Request: Reproduce the entire listing word for word.

Data entries:
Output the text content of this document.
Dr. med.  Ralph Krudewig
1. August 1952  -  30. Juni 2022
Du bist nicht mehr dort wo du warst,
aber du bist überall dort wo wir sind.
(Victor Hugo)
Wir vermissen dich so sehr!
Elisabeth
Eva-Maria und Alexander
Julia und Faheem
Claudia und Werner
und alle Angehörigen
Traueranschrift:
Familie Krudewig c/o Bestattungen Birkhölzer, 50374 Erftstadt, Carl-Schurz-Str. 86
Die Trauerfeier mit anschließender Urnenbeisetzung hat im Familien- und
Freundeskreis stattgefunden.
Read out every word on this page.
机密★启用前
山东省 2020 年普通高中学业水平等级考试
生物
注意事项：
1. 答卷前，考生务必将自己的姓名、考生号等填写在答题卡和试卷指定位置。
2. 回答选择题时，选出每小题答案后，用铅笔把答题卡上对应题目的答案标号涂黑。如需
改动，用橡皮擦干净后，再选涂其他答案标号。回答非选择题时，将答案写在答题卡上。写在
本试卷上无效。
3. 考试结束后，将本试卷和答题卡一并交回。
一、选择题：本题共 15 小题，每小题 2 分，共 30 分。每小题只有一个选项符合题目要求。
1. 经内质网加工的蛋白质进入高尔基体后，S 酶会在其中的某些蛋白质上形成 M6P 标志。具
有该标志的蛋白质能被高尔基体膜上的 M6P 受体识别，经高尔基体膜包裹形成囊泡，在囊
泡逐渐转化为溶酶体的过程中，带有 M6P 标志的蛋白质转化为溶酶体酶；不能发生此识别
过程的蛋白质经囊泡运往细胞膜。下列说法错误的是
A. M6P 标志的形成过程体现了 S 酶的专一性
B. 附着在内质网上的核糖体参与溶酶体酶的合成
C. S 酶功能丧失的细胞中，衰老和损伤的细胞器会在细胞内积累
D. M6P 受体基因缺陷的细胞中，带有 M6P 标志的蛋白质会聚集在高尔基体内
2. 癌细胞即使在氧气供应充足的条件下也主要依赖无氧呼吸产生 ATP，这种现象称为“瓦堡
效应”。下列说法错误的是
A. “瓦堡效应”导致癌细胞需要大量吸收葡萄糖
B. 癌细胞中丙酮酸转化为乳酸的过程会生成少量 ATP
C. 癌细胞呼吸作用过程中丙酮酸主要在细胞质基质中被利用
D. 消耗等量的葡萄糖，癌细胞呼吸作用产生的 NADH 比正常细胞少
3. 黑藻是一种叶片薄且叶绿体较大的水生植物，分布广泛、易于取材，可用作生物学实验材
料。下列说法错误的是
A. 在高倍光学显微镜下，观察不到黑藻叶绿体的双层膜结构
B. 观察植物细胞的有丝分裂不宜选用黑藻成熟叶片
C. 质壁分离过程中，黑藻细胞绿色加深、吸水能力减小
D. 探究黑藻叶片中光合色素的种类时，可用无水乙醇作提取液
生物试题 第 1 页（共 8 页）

Correct response:
Output the text content of this document.
Dr. med.  Ralph Krudewig
1. August 1952  -  30. Juni 2022
Du bist nicht mehr dort wo du warst,
aber du bist überall dort wo wir sind.
(Victor Hugo)
Wir vermissen dich so sehr!
Elisabeth
Eva-Maria und Alexander
Julia und Faheem
Claudia und Werner
und alle Angehörigen
Traueranschrift:
Familie Krudewig c/o Bestattungen Birkhölzer, 50374 Erftstadt, Carl-Schurz-Str. 86
Die Trauerfeier mit anschließender Urnenbeisetzung hat im Familien- und
Freundeskreis stattgefunden.
Read out every word on this page.
机密★启用前
山东省 2020 年普通高中学业水平等级考试
生物
注意事项：
1. 答卷前，考生务必将自己的姓名、考生号等填写在答题卡和试卷指定位置。
2. 回答选择题时，选出每小题答案后，用铅笔把答题卡上对应题目的答案标号涂黑。如需
改动，用橡皮擦干净后，再选涂其他答案标号。回答非选择题时，将答案写在答题卡上。写在
本试卷上无效。
3. 考试结束后，将本试卷和答题卡一并交回。
一、选择题：本题共 15 小题，每小题 2 分，共 30 分。每小题只有一个选项符合题目要求。
1. 经内质网加工的蛋白质进入高尔基体后，S 酶会在其中的某些蛋白质上形成 M6P 标志。具
有该标志的蛋白质能被高尔基体膜上的 M6P 受体识别，经高尔基体膜包裹形成囊泡，在囊
泡逐渐转化为溶酶体的过程中，带有 M6P 标志的蛋白质转化为溶酶体酶；不能发生此识别
过程的蛋白质经囊泡运往细胞膜。下列说法错误的是
A. M6P 标志的形成过程体现了 S 酶的专一性
B. 附着在内质网上的核糖体参与溶酶体酶的合成
C. S 酶功能丧失的细胞中，衰老和损伤的细胞器会在细胞内积累
D. M6P 受体基因缺陷的细胞中，带有 M6P 标志的蛋白质会聚集在高尔基体内
2. 癌细胞即使在氧气供应充足的条件下也主要依赖无氧呼吸产生 ATP，这种现象称为“瓦堡
效应”。下列说法错误的是
A. “瓦堡效应”导致癌细胞需要大量吸收葡萄糖
B. 癌细胞中丙酮酸转化为乳酸的过程会生成少量 ATP
C. 癌细胞呼吸作用过程中丙酮酸主要在细胞质基质中被利用
D. 消耗等量的葡萄糖，癌细胞呼吸作用产生的 NADH 比正常细胞少
3. 黑藻是一种叶片薄且叶绿体较大的水生植物，分布广泛、易于取材，可用作生物学实验材
料。下列说法错误的是
A. 在高倍光学显微镜下，观察不到黑藻叶绿体的双层膜结构
B. 观察植物细胞的有丝分裂不宜选用黑藻成熟叶片
C. 质壁分离过程中，黑藻细胞绿色加深、吸水能力减小
D. 探究黑藻叶片中光合色素的种类时，可用无水乙醇作提取液
生物试题 第 1 页（共 8 页）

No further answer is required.